* DESCRIPTION OF THE TASK: Quote the lines of the material starting at the line containing "506, 700, 507]" and ending at the line containing "457, 394, 476]", both included, and nothing else.

* GIVEN RECORDS:
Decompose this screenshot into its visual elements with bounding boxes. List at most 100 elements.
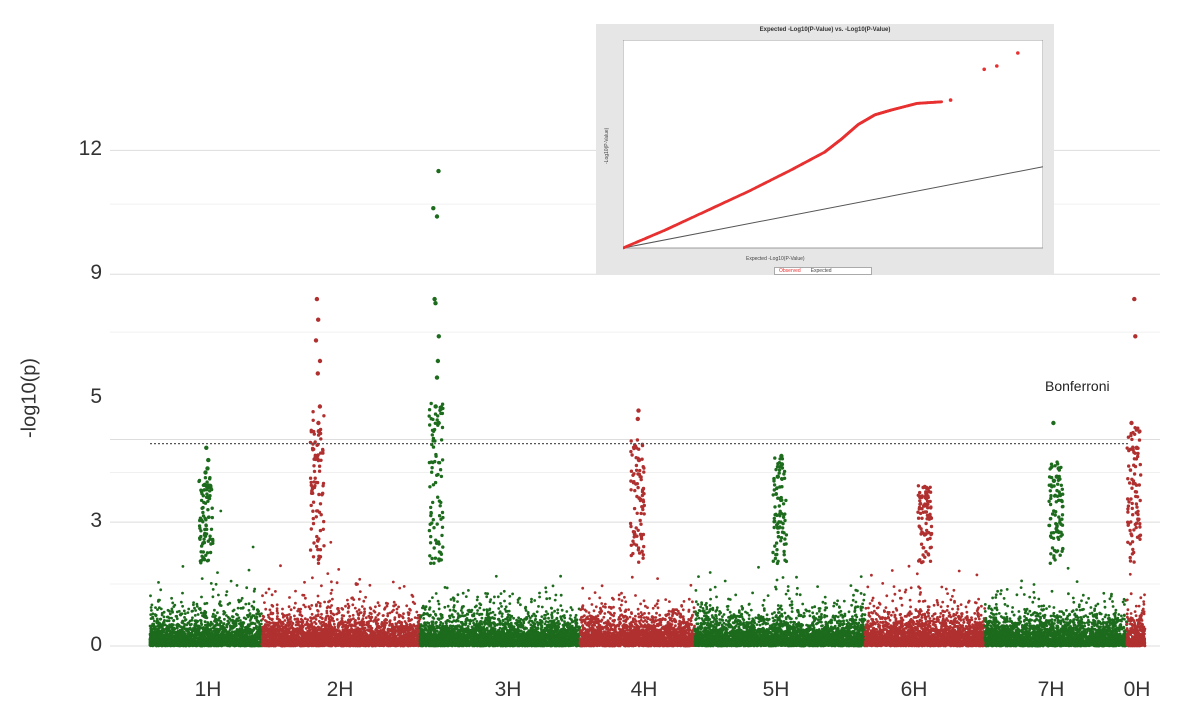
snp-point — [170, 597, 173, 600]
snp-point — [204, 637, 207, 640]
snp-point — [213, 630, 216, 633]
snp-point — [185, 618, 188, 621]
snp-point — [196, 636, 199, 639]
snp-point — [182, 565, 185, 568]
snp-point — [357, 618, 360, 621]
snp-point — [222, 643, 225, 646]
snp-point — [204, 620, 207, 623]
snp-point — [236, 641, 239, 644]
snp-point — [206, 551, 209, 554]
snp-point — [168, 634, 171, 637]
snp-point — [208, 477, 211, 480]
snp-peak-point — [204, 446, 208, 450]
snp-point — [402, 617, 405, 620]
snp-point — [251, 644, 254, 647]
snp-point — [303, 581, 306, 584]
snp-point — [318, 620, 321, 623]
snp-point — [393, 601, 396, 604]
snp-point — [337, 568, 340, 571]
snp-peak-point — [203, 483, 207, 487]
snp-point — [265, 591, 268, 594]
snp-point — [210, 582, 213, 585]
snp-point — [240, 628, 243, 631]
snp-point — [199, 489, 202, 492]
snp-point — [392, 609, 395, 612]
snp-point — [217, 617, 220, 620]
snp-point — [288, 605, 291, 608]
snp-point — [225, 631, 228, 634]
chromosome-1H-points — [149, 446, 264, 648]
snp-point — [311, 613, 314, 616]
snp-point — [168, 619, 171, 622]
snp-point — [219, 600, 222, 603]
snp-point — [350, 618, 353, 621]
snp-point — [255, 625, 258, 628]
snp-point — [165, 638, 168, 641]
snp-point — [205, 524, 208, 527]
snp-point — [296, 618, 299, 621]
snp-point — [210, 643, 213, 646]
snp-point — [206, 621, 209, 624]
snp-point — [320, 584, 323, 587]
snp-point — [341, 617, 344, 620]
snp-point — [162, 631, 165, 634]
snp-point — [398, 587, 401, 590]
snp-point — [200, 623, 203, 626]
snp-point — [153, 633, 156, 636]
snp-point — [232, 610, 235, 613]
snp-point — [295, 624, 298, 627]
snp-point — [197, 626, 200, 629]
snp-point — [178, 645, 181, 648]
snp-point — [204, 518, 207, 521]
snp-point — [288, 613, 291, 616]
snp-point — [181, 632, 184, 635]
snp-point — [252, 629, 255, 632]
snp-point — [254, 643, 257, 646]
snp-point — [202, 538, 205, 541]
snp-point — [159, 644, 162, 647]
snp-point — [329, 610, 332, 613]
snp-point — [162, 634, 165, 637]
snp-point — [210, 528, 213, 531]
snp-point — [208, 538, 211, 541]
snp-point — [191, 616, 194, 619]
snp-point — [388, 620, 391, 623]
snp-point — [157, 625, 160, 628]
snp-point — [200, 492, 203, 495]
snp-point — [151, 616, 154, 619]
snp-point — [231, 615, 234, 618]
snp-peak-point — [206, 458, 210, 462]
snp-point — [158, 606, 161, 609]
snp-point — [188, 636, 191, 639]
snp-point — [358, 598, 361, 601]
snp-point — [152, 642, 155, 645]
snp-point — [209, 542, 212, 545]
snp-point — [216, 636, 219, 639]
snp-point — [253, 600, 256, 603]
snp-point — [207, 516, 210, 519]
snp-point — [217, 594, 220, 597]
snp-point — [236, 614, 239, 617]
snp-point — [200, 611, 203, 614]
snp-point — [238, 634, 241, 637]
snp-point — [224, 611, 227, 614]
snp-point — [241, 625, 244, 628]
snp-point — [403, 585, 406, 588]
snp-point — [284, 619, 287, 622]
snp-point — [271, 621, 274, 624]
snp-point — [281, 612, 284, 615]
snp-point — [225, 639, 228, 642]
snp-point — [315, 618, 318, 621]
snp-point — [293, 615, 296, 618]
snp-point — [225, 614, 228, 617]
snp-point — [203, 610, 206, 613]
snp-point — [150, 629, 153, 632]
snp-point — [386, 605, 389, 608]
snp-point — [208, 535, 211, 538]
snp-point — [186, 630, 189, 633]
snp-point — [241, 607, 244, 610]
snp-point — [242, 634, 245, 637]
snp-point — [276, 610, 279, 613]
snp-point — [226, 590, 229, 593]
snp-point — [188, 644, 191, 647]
...
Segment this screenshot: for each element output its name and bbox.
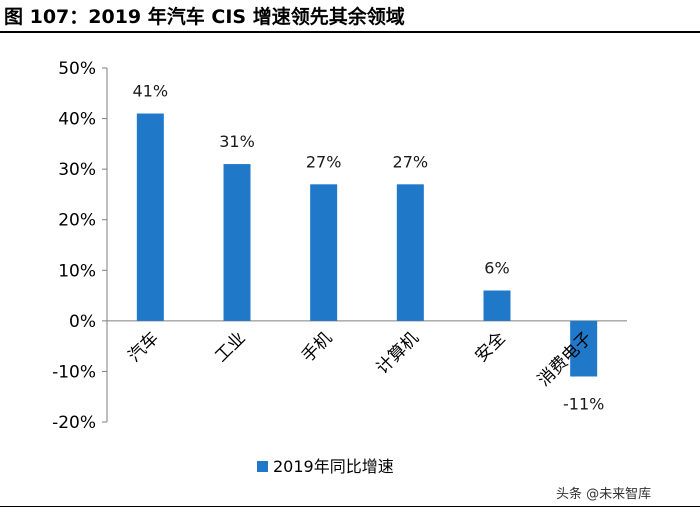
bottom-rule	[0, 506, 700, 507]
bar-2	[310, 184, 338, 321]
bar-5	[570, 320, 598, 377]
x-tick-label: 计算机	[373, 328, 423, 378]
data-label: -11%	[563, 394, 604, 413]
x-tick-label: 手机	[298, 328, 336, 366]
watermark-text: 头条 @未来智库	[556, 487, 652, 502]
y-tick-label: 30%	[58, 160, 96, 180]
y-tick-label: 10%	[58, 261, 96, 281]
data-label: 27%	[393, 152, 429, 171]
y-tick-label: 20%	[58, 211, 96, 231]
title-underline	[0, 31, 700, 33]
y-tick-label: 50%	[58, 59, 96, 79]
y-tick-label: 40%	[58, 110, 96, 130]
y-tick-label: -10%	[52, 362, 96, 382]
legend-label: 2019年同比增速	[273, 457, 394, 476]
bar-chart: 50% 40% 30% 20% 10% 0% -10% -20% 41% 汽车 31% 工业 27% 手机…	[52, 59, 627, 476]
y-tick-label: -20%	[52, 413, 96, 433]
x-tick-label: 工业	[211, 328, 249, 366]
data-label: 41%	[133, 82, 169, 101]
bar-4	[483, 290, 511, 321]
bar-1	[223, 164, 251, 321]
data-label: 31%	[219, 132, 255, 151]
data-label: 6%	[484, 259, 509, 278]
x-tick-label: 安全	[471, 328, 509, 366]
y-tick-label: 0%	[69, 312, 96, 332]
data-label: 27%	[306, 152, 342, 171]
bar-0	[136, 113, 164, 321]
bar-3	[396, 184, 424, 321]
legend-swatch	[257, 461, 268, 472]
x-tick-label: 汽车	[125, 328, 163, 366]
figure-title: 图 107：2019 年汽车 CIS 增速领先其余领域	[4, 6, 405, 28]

* TASK RESPONSE:
bottom-rule	[0, 506, 700, 507]
bar-2	[310, 184, 338, 321]
bar-5	[570, 320, 598, 377]
x-tick-label: 计算机	[373, 328, 423, 378]
data-label: -11%	[563, 394, 604, 413]
x-tick-label: 手机	[298, 328, 336, 366]
watermark-text: 头条 @未来智库	[556, 487, 652, 502]
y-tick-label: 30%	[58, 160, 96, 180]
y-tick-label: 10%	[58, 261, 96, 281]
data-label: 27%	[393, 152, 429, 171]
y-tick-label: 20%	[58, 211, 96, 231]
title-underline	[0, 31, 700, 33]
y-tick-label: 50%	[58, 59, 96, 79]
y-tick-label: 40%	[58, 110, 96, 130]
y-tick-label: -10%	[52, 362, 96, 382]
legend-label: 2019年同比增速	[273, 457, 394, 476]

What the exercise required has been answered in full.